***** Listed entries *****

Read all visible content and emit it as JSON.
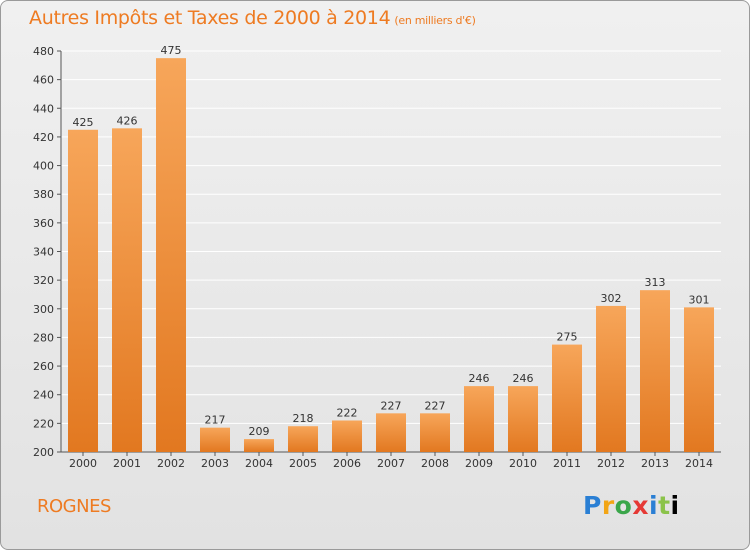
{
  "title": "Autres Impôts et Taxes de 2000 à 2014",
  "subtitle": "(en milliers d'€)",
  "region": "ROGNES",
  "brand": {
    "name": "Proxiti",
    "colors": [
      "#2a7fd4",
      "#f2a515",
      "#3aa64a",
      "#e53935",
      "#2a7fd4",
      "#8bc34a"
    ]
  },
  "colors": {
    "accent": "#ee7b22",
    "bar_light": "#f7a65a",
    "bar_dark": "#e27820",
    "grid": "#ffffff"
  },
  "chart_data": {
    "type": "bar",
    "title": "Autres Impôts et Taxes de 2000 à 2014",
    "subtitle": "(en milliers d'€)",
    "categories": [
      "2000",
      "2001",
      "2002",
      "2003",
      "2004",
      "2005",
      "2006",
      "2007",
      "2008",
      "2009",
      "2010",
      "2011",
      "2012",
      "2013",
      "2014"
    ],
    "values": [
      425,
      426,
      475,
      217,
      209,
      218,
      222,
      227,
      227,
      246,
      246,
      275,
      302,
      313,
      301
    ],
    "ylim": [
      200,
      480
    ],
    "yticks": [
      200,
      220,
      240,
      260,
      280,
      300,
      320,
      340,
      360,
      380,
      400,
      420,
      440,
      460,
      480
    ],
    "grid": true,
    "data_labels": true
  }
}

*****

● Description of the task
Reproduce the full listing above verbatim, with no pictures included.

● Task result
Read all visible content and emit it as JSON.
{
  "title": "Autres Impôts et Taxes de 2000 à 2014",
  "subtitle": "(en milliers d'€)",
  "region": "ROGNES",
  "brand": {
    "name": "Proxiti",
    "colors": [
      "#2a7fd4",
      "#f2a515",
      "#3aa64a",
      "#e53935",
      "#2a7fd4",
      "#8bc34a"
    ]
  },
  "colors": {
    "accent": "#ee7b22",
    "bar_light": "#f7a65a",
    "bar_dark": "#e27820",
    "grid": "#ffffff"
  },
  "chart_data": {
    "type": "bar",
    "title": "Autres Impôts et Taxes de 2000 à 2014",
    "subtitle": "(en milliers d'€)",
    "categories": [
      "2000",
      "2001",
      "2002",
      "2003",
      "2004",
      "2005",
      "2006",
      "2007",
      "2008",
      "2009",
      "2010",
      "2011",
      "2012",
      "2013",
      "2014"
    ],
    "values": [
      425,
      426,
      475,
      217,
      209,
      218,
      222,
      227,
      227,
      246,
      246,
      275,
      302,
      313,
      301
    ],
    "ylim": [
      200,
      480
    ],
    "yticks": [
      200,
      220,
      240,
      260,
      280,
      300,
      320,
      340,
      360,
      380,
      400,
      420,
      440,
      460,
      480
    ],
    "grid": true,
    "data_labels": true
  }
}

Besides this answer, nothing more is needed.